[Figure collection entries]
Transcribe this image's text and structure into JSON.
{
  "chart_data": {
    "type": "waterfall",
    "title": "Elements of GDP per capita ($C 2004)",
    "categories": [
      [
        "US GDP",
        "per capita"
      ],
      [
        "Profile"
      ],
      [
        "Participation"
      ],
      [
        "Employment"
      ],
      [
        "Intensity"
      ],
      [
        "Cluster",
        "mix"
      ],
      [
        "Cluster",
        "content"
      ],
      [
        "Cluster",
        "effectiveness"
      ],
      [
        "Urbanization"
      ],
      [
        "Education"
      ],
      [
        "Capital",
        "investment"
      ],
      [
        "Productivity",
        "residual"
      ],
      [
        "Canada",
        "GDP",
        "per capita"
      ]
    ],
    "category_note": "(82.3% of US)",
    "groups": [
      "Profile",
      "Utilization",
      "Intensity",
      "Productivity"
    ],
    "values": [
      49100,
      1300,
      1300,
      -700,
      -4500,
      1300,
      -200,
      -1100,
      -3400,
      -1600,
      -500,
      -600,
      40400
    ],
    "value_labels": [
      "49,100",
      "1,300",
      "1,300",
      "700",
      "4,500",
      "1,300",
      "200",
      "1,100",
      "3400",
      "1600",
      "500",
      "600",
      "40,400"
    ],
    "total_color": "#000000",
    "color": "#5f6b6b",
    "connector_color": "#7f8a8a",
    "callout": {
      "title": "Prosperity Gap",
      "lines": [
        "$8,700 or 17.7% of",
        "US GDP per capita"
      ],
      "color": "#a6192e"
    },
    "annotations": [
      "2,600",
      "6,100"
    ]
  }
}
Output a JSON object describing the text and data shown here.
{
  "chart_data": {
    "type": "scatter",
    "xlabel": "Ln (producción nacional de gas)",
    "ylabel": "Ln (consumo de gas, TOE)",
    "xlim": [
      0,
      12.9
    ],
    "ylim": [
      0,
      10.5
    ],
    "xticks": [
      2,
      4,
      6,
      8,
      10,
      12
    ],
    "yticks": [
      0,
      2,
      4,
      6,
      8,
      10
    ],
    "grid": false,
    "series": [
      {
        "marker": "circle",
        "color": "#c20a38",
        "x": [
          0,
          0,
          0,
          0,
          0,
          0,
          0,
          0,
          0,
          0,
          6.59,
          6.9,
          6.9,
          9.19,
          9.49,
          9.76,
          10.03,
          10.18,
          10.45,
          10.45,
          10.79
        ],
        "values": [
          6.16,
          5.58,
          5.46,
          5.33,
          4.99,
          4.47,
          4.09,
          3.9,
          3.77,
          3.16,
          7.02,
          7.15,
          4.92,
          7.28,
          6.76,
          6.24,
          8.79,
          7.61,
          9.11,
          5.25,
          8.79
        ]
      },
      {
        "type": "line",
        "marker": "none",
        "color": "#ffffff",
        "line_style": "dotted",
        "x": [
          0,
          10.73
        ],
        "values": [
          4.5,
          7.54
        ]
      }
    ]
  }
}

◆ The problem
Pick out each line above that includes "title" and show it.

◆ Problem solution
    "title": "Elements of GDP per capita ($C 2004)",
      "title": "Prosperity Gap",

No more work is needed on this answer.